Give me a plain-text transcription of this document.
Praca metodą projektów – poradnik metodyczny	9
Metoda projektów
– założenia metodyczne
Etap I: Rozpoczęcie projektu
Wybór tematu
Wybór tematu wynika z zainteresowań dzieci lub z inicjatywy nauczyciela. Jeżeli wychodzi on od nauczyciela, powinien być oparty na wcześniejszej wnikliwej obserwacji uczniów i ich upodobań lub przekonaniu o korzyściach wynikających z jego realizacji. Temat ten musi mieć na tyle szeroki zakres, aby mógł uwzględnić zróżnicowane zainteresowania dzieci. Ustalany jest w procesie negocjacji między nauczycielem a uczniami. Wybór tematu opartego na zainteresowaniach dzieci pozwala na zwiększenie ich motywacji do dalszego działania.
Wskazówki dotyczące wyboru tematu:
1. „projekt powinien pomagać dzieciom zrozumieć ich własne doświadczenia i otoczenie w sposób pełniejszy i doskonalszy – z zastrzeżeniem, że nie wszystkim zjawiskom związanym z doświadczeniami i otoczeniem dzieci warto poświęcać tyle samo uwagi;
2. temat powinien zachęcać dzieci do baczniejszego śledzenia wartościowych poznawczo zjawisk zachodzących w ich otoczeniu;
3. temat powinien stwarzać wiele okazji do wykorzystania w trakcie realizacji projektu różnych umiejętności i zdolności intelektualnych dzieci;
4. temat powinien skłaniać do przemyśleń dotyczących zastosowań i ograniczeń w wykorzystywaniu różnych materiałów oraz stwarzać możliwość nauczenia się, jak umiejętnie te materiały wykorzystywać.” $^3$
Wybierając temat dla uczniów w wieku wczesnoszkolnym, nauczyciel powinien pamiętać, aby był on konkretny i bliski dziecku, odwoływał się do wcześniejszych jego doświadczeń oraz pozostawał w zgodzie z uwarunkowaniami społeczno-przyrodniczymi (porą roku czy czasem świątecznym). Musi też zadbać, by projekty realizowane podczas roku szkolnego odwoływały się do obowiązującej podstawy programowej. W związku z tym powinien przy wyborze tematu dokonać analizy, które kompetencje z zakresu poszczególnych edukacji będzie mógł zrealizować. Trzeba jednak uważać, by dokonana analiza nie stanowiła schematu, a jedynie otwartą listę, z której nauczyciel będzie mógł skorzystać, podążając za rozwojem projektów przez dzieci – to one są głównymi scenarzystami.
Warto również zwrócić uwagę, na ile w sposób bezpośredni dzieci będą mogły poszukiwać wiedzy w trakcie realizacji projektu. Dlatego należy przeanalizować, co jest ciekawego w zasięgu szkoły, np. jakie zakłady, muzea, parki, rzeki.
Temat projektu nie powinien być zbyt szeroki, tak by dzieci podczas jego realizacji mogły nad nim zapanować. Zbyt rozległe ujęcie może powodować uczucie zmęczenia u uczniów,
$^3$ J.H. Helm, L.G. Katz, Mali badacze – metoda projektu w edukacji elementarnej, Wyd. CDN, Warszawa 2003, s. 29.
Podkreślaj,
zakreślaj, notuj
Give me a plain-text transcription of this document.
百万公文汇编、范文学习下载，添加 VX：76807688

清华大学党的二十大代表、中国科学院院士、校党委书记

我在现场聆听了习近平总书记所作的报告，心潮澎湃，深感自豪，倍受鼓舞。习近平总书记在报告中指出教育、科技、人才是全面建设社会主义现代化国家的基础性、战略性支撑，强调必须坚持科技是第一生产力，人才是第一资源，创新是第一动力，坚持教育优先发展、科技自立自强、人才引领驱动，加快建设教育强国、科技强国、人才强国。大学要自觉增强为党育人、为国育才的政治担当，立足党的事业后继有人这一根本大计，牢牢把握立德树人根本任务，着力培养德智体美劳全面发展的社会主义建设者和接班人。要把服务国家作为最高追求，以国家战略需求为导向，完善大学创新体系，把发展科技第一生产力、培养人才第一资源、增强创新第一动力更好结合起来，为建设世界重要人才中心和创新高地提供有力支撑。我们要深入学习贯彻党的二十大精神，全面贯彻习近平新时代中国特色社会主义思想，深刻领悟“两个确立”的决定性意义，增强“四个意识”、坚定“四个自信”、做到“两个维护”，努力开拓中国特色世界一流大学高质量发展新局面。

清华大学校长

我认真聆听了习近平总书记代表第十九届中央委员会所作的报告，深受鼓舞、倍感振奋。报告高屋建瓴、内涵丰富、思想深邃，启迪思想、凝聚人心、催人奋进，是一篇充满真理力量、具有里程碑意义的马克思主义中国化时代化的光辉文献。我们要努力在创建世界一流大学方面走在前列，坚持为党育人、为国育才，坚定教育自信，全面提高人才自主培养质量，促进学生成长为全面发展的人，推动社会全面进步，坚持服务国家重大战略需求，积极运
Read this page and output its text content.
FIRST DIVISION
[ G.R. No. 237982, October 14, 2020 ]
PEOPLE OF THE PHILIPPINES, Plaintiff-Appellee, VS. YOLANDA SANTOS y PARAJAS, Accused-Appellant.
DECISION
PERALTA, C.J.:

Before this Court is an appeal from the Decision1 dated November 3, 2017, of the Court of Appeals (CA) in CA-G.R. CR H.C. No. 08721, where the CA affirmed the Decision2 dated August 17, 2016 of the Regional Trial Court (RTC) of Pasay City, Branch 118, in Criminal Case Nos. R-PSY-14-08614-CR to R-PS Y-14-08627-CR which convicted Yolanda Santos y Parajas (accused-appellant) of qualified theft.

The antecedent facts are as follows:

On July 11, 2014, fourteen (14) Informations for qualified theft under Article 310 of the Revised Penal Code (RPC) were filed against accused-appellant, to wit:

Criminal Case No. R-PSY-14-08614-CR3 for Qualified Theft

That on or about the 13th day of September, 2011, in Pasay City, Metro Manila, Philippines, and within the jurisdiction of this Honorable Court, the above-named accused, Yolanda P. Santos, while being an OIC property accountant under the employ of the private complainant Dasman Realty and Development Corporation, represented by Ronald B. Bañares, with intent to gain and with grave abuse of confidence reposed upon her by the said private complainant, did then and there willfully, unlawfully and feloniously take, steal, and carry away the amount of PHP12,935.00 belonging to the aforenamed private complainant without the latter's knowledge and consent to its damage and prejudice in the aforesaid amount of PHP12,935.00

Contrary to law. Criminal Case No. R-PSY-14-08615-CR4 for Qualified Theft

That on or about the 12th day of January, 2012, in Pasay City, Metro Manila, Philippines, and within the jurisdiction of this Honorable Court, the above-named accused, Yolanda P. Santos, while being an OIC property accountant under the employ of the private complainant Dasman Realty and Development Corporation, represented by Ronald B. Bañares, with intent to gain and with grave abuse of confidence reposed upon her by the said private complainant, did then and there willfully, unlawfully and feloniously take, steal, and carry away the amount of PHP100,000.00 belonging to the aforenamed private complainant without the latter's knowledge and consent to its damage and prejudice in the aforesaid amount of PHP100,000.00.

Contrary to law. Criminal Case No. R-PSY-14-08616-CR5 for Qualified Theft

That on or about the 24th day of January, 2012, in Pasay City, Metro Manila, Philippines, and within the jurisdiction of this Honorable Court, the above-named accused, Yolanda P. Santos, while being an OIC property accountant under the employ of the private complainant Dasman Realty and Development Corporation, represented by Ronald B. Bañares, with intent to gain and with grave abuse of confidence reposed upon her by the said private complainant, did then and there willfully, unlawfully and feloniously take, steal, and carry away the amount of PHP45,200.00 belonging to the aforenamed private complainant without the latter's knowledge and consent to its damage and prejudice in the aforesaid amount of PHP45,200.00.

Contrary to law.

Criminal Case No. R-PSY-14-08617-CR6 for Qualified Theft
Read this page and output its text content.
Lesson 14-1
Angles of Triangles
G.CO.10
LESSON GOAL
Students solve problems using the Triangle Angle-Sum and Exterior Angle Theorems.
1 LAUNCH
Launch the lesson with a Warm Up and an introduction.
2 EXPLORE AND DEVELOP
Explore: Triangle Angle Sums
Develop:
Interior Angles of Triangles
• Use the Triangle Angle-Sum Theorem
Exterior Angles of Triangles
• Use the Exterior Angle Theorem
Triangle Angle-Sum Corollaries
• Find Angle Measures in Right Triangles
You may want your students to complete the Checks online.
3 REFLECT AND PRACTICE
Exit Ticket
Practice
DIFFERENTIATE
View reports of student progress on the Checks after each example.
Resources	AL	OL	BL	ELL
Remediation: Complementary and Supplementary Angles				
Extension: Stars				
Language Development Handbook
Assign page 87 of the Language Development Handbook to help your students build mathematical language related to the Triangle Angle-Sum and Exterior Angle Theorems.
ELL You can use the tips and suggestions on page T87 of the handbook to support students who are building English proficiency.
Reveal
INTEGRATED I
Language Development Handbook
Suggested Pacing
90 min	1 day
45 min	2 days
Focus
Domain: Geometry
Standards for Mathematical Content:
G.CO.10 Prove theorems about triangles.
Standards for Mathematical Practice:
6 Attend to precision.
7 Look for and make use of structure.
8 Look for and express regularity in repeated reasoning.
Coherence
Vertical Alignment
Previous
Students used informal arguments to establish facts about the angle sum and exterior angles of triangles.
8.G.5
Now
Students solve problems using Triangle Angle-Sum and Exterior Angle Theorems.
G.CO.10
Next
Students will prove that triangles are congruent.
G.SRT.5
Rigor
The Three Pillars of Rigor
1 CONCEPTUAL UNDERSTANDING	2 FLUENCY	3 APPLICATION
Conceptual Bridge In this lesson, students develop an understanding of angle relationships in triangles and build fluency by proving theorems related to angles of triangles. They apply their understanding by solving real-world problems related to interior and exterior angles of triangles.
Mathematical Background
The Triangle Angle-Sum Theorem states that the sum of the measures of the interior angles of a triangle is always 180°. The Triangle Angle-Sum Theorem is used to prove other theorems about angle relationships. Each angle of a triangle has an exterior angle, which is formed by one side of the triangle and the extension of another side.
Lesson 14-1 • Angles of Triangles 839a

* PROBLEM STATEMENT
Read the entries above, then pull out the lines that include "Wybór".

* RESPONSE
Wybór tematu
Wybór tematu wynika z zainteresowań dzieci lub z inicjatywy nauczyciela. Jeżeli wychodzi on od nauczyciela, powinien być oparty na wcześniejszej wnikliwej obserwacji uczniów i ich upodobań lub przekonaniu o korzyściach wynikających z jego realizacji. Temat ten musi mieć na tyle szeroki zakres, aby mógł uwzględnić zróżnicowane zainteresowania dzieci. Ustalany jest w procesie negocjacji między nauczycielem a uczniami. Wybór tematu opartego na zainteresowaniach dzieci pozwala na zwiększenie ich motywacji do dalszego działania.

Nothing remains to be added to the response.